§ **EXERCISE DATA**
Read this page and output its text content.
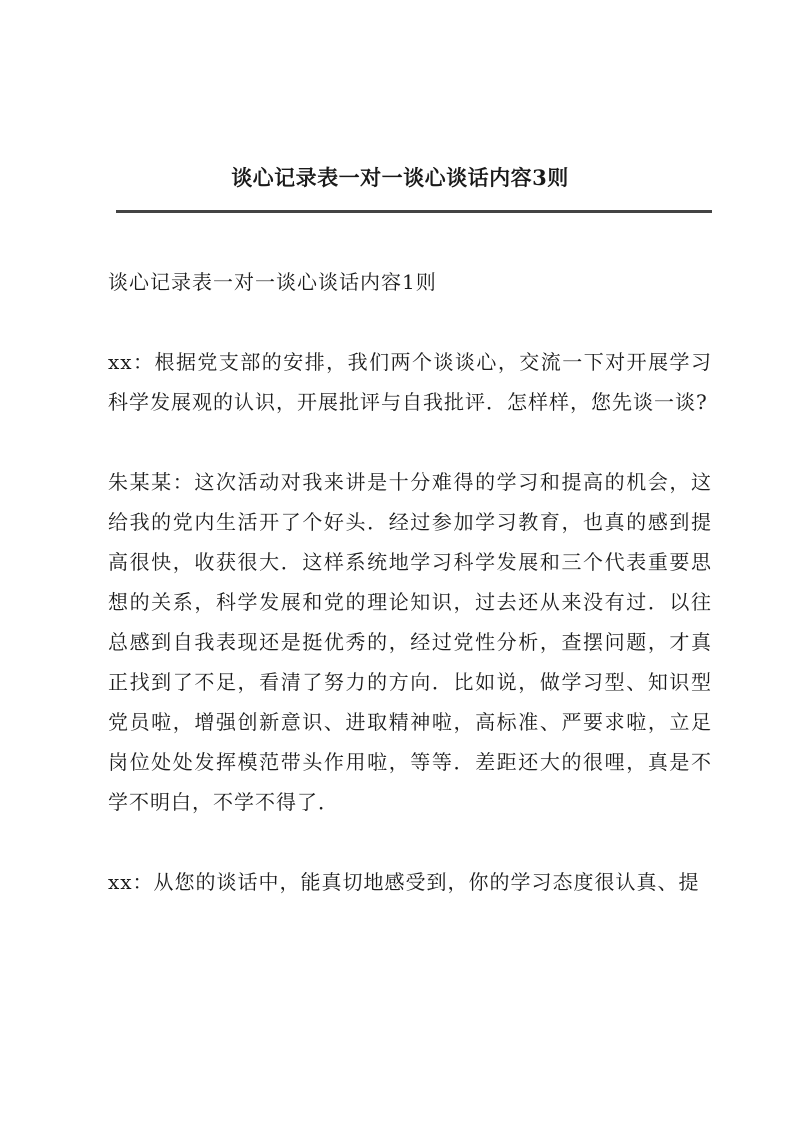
谈心记录表一对一谈心谈话内容3则

谈心记录表一对一谈心谈话内容1则

xx：根据党支部的安排，我们两个谈谈心，交流一下对开展学习科学发展观的认识，开展批评与自我批评．怎样样，您先谈一谈?

朱某某：这次活动对我来讲是十分难得的学习和提高的机会，这给我的党内生活开了个好头．经过参加学习教育，也真的感到提高很快，收获很大．这样系统地学习科学发展和三个代表重要思想的关系，科学发展和党的理论知识，过去还从来没有过．以往总感到自我表现还是挺优秀的，经过党性分析，查摆问题，才真正找到了不足，看清了努力的方向．比如说，做学习型、知识型党员啦，增强创新意识、进取精神啦，高标准、严要求啦，立足岗位处处发挥模范带头作用啦，等等．差距还大的很哩，真是不学不明白，不学不得了．

xx：从您的谈话中，能真切地感受到，你的学习态度很认真、提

§ **PROBLEM**
Set down every record once more, word for word, without pictures.

§ **RESPONSE**
Read this page and output its text content.
谈心记录表一对一谈心谈话内容3则

谈心记录表一对一谈心谈话内容1则

xx：根据党支部的安排，我们两个谈谈心，交流一下对开展学习科学发展观的认识，开展批评与自我批评．怎样样，您先谈一谈?

朱某某：这次活动对我来讲是十分难得的学习和提高的机会，这给我的党内生活开了个好头．经过参加学习教育，也真的感到提高很快，收获很大．这样系统地学习科学发展和三个代表重要思想的关系，科学发展和党的理论知识，过去还从来没有过．以往总感到自我表现还是挺优秀的，经过党性分析，查摆问题，才真正找到了不足，看清了努力的方向．比如说，做学习型、知识型党员啦，增强创新意识、进取精神啦，高标准、严要求啦，立足岗位处处发挥模范带头作用啦，等等．差距还大的很哩，真是不学不明白，不学不得了．

xx：从您的谈话中，能真切地感受到，你的学习态度很认真、提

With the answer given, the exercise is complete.